Supersede, Score, Split
Three issues, one branch, one theme: the merge queue and PR lifecycle need to know about history.
The supersede work adds a missing lifecycle state. When a contributor closes PR #42 and opens #43 as its replacement, the old case should die with a forwarding address. SUPERSEDED joins COMPLETED, FAULTED, and CANCELLED as a terminal state, but it carries links — supersededBy and supersedes — that connect the two cases in the audit trail. The tracker, the service port, every implementation layer, and a new MCP tool all got the same treatment. The design choice worth noting: SUPERSEDED is a devtown-level status, not an engine concept. The engine sees CANCELLED; devtown knows why it was cancelled and who replaced it.
Risk scoring and bisection heuristics are both CBR Phase 3 — extending case-based reasoning into the merge queue. The risk assessor is simple: find similar past cases, count how many caused batch failures, return the ratio. A PR where three of five historical matches failed gets a 0.6 risk score. The batch composition policy uses this to prevent grouping multiple high-risk PRs together — one per batch, so a failure is isolated rather than compounded.

= Tasks =
**1.** List the terminal states the merge queue text names for a case.
**2.** Write the next part of the merge queue text, picking up after its final sentence.

= Data section =
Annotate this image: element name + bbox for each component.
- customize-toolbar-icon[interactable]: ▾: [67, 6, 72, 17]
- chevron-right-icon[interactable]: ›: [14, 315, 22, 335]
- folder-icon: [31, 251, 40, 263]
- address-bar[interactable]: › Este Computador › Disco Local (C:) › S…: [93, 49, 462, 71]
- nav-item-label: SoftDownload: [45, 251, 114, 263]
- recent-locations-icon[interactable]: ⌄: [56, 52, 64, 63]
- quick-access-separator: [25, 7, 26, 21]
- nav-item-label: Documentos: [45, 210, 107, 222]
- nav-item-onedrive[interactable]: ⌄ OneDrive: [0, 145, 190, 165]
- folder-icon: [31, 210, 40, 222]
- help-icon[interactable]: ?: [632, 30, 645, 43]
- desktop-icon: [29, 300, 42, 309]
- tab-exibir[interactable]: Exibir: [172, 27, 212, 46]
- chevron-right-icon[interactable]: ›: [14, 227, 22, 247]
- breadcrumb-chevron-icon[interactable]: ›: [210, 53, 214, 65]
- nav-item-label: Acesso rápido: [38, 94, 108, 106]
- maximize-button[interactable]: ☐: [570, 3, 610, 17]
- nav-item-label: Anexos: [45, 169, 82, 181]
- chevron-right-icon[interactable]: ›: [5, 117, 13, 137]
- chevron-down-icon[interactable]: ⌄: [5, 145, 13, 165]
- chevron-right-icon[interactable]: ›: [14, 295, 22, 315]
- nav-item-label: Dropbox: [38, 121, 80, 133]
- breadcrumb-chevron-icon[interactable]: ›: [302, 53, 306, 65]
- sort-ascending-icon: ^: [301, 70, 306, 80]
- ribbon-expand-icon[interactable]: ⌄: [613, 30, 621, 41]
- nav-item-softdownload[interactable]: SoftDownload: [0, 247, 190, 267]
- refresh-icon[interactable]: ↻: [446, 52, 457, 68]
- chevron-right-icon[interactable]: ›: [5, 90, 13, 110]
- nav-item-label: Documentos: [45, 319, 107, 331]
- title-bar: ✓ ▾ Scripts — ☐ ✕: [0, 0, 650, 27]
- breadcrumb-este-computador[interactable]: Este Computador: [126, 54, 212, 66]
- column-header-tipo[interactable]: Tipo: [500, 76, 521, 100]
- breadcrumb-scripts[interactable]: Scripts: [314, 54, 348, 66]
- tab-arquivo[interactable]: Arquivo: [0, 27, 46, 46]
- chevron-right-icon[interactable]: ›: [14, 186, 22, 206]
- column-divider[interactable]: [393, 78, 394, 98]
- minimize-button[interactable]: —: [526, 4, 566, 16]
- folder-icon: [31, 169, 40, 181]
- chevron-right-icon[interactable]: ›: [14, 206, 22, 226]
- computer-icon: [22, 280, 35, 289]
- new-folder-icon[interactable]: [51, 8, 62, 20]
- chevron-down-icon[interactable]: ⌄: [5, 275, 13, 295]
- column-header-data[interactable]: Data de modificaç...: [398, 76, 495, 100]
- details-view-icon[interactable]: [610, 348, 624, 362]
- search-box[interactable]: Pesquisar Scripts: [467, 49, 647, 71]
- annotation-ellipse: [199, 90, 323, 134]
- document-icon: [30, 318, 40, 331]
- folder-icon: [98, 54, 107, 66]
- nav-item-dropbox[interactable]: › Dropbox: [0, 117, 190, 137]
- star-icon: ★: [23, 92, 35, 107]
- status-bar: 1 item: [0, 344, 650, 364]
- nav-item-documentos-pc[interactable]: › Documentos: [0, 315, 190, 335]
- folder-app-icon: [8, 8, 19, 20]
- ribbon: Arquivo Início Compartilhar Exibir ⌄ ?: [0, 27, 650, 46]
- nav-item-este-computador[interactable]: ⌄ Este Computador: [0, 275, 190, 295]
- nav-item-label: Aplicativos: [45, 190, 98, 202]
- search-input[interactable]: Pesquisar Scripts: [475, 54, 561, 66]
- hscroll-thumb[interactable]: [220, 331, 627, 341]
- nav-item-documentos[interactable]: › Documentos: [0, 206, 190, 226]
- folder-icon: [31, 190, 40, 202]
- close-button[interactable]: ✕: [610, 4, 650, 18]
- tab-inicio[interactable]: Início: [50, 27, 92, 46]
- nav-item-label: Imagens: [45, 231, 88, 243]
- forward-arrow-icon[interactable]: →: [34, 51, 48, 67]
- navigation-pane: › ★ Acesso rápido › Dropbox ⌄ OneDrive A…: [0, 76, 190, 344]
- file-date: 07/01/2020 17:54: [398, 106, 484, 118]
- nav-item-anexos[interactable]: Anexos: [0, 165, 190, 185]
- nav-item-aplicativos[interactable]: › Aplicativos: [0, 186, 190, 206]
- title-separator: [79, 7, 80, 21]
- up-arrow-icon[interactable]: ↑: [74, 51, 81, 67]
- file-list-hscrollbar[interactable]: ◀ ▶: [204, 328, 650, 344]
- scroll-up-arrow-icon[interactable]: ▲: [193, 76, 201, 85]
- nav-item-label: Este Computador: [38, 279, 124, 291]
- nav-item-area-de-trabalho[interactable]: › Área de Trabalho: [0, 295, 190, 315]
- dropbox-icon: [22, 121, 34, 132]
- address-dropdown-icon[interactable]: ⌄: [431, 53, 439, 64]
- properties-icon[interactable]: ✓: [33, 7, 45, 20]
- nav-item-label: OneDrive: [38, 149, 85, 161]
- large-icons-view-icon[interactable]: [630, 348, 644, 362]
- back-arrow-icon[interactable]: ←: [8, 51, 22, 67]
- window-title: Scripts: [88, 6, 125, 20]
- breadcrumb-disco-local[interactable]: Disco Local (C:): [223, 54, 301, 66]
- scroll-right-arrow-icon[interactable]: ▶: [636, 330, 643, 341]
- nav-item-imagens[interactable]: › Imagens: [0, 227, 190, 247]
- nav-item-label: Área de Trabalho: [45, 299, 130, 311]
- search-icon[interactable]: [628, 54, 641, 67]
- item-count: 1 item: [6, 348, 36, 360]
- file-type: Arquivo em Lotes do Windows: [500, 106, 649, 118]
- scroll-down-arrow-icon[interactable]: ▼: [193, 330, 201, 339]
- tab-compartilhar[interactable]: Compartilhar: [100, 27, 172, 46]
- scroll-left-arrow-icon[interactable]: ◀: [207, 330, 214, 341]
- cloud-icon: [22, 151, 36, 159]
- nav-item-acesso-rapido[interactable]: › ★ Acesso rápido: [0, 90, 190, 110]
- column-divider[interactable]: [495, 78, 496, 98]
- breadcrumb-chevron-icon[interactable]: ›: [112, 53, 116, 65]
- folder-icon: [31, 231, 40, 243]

= Results by task =
**1.** SUPERSEDED, COMPLETED, FAULTED, CANCELLED

**2.**
The more interesting change was the bisection API. BisectionSplitStrategy and BatchSlice had been carrying List<Map<String, Object>> since their first draft — untyped maps flowing through the entire bisection chain because the engine’s context is map-based. We replaced them with List<QueuedPr> throughout, converting at the engine boundary in MergeBatchCaseHub. The PrecedentBisectionStrategy that followed was clean to write because it could sort on riskScore() directly instead of casting from a map.
The precedent strategy itself is straightforward: sort candidates by risk score descending, split at the midpoint. The highest-risk PR lands in the left half — the half tested first during bisection. When no risk data exists (all scores 0.0), it falls back to binary split. No magic, just informed ordering. The average bisection round count drops because the most likely culprit is tested first rather than discovered by elimination.